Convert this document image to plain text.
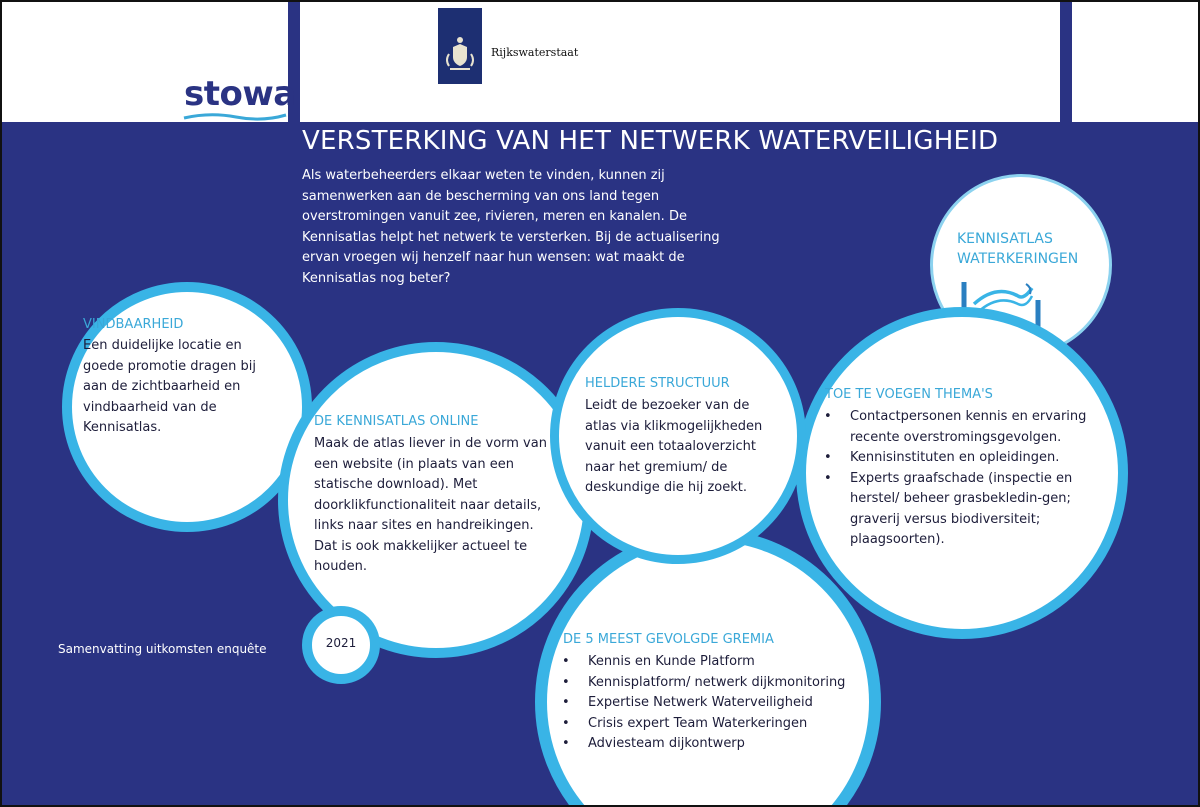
stowa
Rijkswaterstaat
VERSTERKING VAN HET NETWERK WATERVEILIGHEID

Als waterbeheerders elkaar weten te vinden, kunnen zij samenwerken aan de bescherming van ons land tegen overstromingen vanuit zee, rivieren, meren en kanalen. De Kennisatlas helpt het netwerk te versterken. Bij de actualisering ervan vroegen wij henzelf naar hun wensen: wat maakt de Kennisatlas nog beter?

KENNISATLAS
WATERKERINGEN

VINDBAARHEID

Een duidelijke locatie en goede promotie dragen bij aan de zichtbaarheid en vindbaarheid van de Kennisatlas.

TOE TE VOEGEN THEMA'S
• Contactpersonen kennis en ervaring recente overstromingsgevolgen.
• Kennisinstituten en opleidingen.
• Experts graafschade (inspectie en herstel/ beheer grasbekledin-gen; graverij versus biodiversiteit; plaagsoorten).
DE 5 MEEST GEVOLGDE GREMIA
• Kennis en Kunde Platform
• Kennisplatform/ netwerk dijkmonitoring
• Expertise Netwerk Waterveiligheid
• Crisis expert Team Waterkeringen
• Adviesteam dijkontwerp
DE KENNISATLAS ONLINE

Maak de atlas liever in de vorm van een website (in plaats van een statische download). Met doorklikfunctionaliteit naar details, links naar sites en handreikingen. Dat is ook makkelijker actueel te houden.

HELDERE STRUCTUUR

Leidt de bezoeker van de atlas via klikmogelijkheden vanuit een totaaloverzicht naar het gremium/ de deskundige die hij zoekt.

Samenvatting uitkomsten enquête	2021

_ _ _ _ _ _ _

● **Your goal**: Copy out all the data exactly; skip the pictures.

● **Solution to this exercise**:
Convert this document image to plain text.
stowa
Rijkswaterstaat
VERSTERKING VAN HET NETWERK WATERVEILIGHEID

Als waterbeheerders elkaar weten te vinden, kunnen zij samenwerken aan de bescherming van ons land tegen overstromingen vanuit zee, rivieren, meren en kanalen. De Kennisatlas helpt het netwerk te versterken. Bij de actualisering ervan vroegen wij henzelf naar hun wensen: wat maakt de Kennisatlas nog beter?

KENNISATLAS
WATERKERINGEN

VINDBAARHEID

Een duidelijke locatie en goede promotie dragen bij aan de zichtbaarheid en vindbaarheid van de Kennisatlas.

TOE TE VOEGEN THEMA'S
• Contactpersonen kennis en ervaring recente overstromingsgevolgen.
• Kennisinstituten en opleidingen.
• Experts graafschade (inspectie en herstel/ beheer grasbekledin-gen; graverij versus biodiversiteit; plaagsoorten).
DE 5 MEEST GEVOLGDE GREMIA
• Kennis en Kunde Platform
• Kennisplatform/ netwerk dijkmonitoring
• Expertise Netwerk Waterveiligheid
• Crisis expert Team Waterkeringen
• Adviesteam dijkontwerp
DE KENNISATLAS ONLINE

Maak de atlas liever in de vorm van een website (in plaats van een statische download). Met doorklikfunctionaliteit naar details, links naar sites en handreikingen. Dat is ook makkelijker actueel te houden.

HELDERE STRUCTUUR

Leidt de bezoeker van de atlas via klikmogelijkheden vanuit een totaaloverzicht naar het gremium/ de deskundige die hij zoekt.

Samenvatting uitkomsten enquête	2021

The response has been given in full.